In the symposium presented here, a distinguished group of scholars engages further with Onuma’s work. Professor Lauri Mälksoo considers different ways in which Onuma advances the idea of “civilizational pluralism”. The basic problem identified and explored by Mälksoo is that it is easy to agree with the proposition that “universal” international law was in fact an international law based on European civilization. It is more difficult to know what a “transcivilizational” international law will be like and efforts to create one may result in the regionalization and fragmentation of international law.

Professor Li Ming points to how powerfully Onuma’s arguments about Eurocentric civilization resonate with Chinese scholars and to the difficulties experienced by an ancient civilization that was compelled to adopt foreign principles and standards in order to re-establish its place in the world. For Li Ming, Onuma’s call for a transcivilizational perspective is to be welcomed, as it might result in an international law that reflects all the world’s civilizations. The legitimacy and acceptability of international law will be enhanced if it reflects a transcivilizational approach and a truly global community may result.

Professor Gustavo Gozzi’s contribution illuminates how a transcivilizational approach serves as a way of viewing international law from a non-statist perspective and also as a heuristic, a way of identifying biases and injustices in the current international legal system. Gozzi, like Mälksoo, points to the dangers of fragmentation: how is a “Western” international law to be transformed into a transcivilizational international law? What would this mean for human rights? After all, civilizations can be oppressive and hierarchical: is it the case that a transcivilizational approach will indeed advance human rights and human welfare as Onuma would wish it to?

Professor Michael Reisman and Mr Tomo B. Takaki agree with Onuma’s quest to clarify the goals that international lawyers should seek to further. However, Onuma may have over-estimated the capacity of a transcivilizational approach to resolve the complex problems confronting the discipline. It surely cannot be the case for instance that all the norms embodied in civilizations have equal value: what higher principles can be used to distinguish between “good” and “bad” civilizations and norms? Indeed, international law, over time, has offered protections for the weaker parties that might be undone by a transcivilizational approach.

DATASET RECORDS:
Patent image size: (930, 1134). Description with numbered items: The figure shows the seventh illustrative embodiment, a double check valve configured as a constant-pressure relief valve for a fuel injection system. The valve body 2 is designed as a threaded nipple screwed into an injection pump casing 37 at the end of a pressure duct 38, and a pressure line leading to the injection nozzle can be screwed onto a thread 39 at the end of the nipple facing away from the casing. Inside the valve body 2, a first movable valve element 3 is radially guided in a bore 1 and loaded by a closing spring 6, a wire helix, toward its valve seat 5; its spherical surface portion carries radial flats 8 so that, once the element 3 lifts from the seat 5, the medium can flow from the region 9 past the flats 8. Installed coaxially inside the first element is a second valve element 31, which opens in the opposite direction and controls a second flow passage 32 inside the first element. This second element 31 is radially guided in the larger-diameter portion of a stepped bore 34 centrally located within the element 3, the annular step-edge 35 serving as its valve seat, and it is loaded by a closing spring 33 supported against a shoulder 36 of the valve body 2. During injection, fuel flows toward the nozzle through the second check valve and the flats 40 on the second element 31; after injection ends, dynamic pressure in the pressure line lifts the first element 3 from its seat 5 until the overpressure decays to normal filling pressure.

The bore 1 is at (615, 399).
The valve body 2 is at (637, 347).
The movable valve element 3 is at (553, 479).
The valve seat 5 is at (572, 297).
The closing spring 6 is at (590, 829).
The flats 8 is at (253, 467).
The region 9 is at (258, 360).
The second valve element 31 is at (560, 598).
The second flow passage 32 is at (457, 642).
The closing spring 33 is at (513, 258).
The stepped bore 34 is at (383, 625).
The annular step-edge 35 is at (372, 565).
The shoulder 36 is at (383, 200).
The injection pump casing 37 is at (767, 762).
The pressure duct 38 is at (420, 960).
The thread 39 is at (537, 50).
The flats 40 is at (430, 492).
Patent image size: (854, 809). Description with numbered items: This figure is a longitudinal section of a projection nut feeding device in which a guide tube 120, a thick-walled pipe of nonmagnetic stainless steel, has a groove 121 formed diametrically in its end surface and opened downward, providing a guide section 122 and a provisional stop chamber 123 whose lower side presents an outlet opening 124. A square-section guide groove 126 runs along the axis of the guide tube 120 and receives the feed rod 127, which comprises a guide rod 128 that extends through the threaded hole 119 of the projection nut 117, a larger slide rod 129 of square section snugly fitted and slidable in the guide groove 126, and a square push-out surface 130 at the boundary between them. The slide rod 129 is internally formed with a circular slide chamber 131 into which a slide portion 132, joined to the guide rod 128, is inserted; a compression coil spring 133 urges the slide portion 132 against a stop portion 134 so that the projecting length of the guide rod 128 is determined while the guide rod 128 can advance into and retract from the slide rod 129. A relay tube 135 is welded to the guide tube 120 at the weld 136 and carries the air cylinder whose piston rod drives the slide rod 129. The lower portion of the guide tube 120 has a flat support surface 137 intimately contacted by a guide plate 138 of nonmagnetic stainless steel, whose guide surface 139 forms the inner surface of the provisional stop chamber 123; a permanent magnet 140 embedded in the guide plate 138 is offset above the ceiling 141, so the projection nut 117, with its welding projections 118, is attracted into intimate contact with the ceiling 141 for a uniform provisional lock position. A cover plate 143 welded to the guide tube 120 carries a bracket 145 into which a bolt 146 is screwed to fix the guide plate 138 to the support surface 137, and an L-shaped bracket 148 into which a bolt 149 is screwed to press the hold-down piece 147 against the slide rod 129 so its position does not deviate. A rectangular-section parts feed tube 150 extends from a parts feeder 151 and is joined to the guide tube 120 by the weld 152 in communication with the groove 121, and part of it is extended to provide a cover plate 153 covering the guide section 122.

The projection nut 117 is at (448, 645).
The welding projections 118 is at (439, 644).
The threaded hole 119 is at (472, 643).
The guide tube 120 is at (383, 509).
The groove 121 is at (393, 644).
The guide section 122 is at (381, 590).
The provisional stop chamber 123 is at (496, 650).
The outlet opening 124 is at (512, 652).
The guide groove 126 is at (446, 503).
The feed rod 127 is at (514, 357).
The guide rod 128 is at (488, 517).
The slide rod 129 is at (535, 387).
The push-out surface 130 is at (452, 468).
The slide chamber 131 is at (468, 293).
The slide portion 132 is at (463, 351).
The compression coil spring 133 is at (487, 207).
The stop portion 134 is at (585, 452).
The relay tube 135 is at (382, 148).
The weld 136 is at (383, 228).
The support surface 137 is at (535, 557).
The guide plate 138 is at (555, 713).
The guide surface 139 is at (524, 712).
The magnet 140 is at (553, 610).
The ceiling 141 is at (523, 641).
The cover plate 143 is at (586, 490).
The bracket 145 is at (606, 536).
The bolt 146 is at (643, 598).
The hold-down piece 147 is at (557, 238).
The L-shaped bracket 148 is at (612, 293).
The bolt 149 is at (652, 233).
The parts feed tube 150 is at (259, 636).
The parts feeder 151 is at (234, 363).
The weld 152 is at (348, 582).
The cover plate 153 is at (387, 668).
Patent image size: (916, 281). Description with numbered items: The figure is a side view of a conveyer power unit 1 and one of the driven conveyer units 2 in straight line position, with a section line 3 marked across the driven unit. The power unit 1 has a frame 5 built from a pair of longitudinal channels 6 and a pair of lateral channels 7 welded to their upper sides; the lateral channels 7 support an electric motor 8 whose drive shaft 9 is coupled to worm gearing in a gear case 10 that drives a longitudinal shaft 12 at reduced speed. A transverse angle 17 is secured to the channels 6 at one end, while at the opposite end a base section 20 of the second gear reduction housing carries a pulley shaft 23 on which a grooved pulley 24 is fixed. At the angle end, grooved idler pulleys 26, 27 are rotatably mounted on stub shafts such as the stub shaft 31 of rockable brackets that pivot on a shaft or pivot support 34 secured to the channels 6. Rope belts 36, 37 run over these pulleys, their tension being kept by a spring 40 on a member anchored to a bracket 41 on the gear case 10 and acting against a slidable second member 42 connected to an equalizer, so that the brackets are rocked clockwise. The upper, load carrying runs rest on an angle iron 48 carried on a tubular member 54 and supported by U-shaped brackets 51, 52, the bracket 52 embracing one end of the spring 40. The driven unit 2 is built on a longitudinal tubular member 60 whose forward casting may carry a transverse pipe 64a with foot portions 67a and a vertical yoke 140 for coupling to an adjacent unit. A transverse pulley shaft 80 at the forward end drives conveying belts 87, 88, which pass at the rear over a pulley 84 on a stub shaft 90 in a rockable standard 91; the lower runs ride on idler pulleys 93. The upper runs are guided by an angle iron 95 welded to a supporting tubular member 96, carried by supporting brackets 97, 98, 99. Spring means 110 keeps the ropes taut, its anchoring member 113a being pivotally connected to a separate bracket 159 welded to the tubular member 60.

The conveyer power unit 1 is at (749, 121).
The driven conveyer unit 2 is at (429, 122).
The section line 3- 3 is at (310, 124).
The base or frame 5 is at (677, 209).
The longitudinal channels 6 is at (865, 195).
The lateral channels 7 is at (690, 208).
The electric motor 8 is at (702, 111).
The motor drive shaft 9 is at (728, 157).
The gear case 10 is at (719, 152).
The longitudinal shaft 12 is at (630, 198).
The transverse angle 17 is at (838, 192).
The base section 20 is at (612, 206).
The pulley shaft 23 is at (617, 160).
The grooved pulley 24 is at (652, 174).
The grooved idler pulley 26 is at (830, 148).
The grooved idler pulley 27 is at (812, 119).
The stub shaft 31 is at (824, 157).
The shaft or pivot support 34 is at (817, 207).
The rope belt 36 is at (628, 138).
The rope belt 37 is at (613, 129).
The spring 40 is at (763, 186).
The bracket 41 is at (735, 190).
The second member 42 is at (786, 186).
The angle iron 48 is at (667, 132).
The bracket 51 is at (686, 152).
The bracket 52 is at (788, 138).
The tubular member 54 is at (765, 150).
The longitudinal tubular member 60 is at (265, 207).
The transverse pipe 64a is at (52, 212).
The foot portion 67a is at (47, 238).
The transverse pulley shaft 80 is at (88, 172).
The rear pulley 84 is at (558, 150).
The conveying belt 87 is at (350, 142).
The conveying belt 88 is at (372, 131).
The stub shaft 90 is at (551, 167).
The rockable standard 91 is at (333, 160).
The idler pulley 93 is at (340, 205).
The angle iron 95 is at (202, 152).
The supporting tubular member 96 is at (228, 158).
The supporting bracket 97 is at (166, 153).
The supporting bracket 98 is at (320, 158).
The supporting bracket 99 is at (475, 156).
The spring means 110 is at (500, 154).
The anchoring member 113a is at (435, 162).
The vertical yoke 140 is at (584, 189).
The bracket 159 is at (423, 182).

REQUIRED WORK: Reproduce word for word the portion of the symposium passage between "In the symposium" and "of international law.", inclusive. The entries are not needed for any of this work.

OUTPUT FOR THIS EXERCISE:
In the symposium presented here, a distinguished group of scholars engages further with Onuma’s work. Professor Lauri Mälksoo considers different ways in which Onuma advances the idea of “civilizational pluralism”. The basic problem identified and explored by Mälksoo is that it is easy to agree with the proposition that “universal” international law was in fact an international law based on European civilization. It is more difficult to know what a “transcivilizational” international law will be like and efforts to create one may result in the regionalization and fragmentation of international law.